Elenco fornito:
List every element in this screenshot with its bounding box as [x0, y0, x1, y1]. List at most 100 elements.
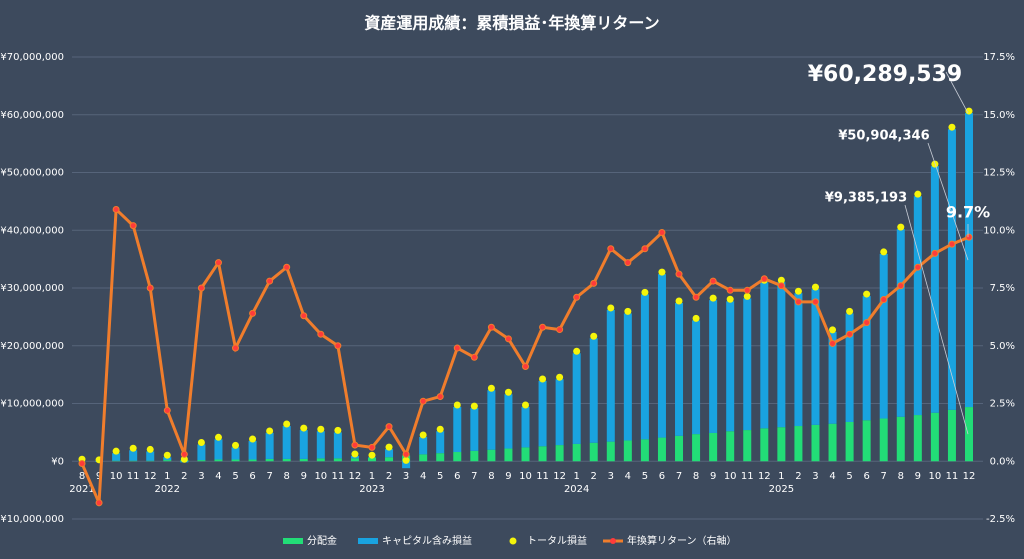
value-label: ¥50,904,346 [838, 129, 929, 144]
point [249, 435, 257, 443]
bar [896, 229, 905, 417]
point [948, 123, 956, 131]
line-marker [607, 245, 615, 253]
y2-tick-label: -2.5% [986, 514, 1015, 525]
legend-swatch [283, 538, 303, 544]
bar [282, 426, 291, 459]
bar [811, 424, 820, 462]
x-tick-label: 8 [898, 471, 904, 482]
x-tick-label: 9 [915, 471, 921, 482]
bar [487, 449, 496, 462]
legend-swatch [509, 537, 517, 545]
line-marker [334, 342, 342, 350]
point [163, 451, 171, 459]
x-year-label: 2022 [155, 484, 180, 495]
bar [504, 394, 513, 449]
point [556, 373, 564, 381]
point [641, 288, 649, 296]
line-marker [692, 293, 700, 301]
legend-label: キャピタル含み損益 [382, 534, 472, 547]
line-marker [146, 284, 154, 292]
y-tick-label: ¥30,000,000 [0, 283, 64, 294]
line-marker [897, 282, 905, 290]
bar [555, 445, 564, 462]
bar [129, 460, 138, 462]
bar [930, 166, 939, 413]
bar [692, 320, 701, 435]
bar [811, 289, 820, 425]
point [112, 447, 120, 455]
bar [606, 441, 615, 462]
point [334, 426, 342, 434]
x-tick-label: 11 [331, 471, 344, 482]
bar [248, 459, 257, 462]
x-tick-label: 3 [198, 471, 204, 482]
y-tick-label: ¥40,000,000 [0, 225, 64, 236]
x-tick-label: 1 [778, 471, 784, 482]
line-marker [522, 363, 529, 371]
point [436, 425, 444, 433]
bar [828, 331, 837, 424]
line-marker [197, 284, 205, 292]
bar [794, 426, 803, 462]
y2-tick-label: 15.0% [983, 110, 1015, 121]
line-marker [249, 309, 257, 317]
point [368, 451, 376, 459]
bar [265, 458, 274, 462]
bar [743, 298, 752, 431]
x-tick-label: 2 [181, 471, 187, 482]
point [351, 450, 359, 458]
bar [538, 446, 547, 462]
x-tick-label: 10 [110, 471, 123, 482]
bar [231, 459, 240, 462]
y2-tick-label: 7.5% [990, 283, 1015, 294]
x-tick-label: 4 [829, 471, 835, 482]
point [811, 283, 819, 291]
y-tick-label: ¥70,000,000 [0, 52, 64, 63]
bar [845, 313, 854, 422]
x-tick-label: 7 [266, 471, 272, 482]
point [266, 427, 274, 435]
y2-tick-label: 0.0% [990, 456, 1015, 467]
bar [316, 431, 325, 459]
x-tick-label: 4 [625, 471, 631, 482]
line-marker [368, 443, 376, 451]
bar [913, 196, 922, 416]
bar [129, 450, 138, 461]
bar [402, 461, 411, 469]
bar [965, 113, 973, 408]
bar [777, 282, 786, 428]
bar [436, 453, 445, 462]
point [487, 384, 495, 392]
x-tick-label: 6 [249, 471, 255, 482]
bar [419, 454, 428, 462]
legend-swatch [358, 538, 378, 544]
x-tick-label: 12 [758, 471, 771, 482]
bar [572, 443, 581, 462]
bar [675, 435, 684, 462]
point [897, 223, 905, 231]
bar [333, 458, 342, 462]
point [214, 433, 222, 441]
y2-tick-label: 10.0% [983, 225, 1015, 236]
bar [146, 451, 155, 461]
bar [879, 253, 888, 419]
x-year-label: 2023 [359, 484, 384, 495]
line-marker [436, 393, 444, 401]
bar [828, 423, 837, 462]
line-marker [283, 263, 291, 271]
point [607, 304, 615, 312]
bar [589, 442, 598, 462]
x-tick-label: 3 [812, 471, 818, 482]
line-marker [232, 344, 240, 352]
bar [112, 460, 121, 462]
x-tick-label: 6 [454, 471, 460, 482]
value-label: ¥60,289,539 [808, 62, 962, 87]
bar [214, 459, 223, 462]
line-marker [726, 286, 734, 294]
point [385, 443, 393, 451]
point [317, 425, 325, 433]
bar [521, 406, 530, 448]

Istruzione:
Per favore, riscrivi la parte dell'elenco che si apre con la riga contenente "value-label: ¥50,904,346 [838, 129, 929, 144]" e si chiude con quella contenente "bar [811, 424, 820, 462]", sostituendo "point" con "dot" e lasciando tutto il resto invariato.

Risultato:
value-label: ¥50,904,346 [838, 129, 929, 144]
dot [249, 435, 257, 443]
bar [896, 229, 905, 417]
dot [948, 123, 956, 131]
line-marker [607, 245, 615, 253]
y2-tick-label: -2.5% [986, 514, 1015, 525]
legend-swatch [283, 538, 303, 544]
bar [282, 426, 291, 459]
bar [811, 424, 820, 462]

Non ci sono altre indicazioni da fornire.